◆ What to do
Gather each line of the records where "duši" appears.

==============================

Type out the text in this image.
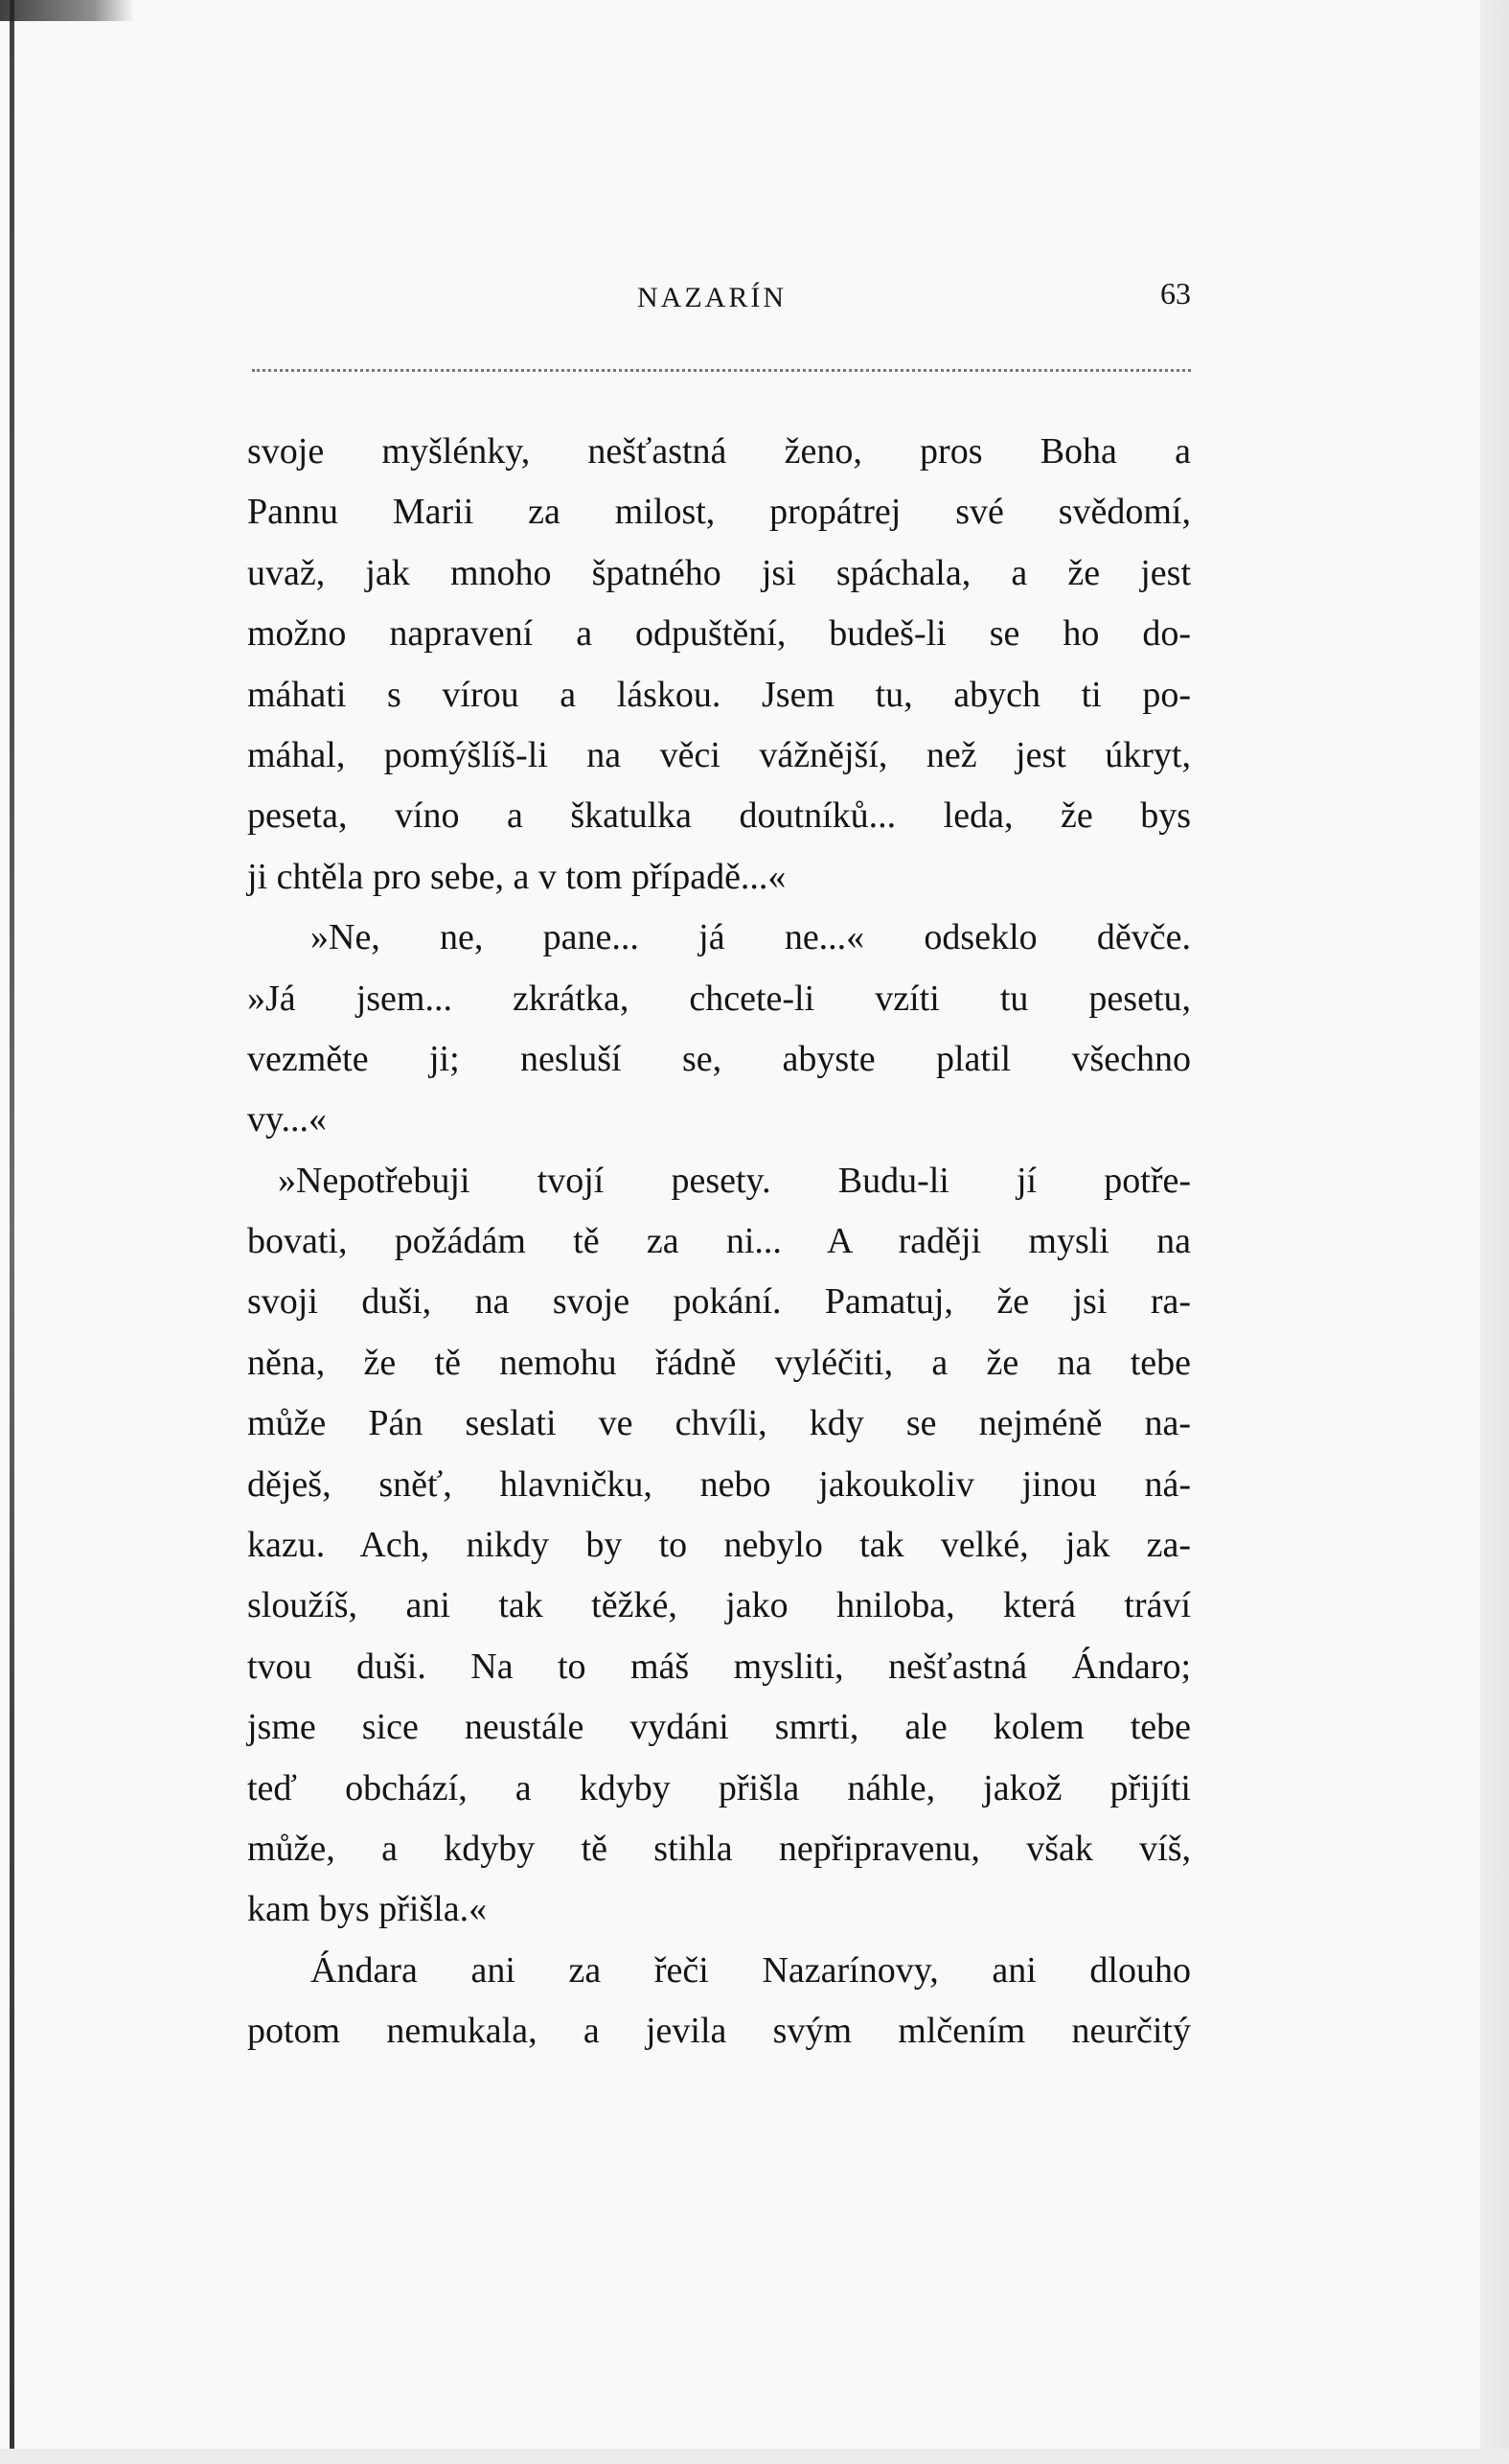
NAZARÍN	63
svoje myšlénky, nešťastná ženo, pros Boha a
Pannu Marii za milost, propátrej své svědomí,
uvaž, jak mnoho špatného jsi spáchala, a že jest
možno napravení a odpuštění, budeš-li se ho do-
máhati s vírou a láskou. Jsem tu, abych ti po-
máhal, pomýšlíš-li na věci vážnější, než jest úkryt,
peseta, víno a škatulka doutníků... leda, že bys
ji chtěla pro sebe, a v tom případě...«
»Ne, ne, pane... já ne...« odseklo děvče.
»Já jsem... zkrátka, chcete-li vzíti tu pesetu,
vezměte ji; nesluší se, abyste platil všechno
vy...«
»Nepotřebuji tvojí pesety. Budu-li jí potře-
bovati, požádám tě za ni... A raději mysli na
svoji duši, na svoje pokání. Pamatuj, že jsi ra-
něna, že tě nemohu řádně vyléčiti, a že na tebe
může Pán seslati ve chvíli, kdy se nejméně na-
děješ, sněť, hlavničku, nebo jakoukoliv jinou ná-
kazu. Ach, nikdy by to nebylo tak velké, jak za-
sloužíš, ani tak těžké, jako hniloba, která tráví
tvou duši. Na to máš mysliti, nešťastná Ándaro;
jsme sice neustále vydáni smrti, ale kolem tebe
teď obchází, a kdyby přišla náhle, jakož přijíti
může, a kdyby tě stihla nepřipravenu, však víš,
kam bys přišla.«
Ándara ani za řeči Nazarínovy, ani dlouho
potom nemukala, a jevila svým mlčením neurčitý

==============================

◆ Solution
svoji duši, na svoje pokání. Pamatuj, že jsi ra-
tvou duši. Na to máš mysliti, nešťastná Ándaro;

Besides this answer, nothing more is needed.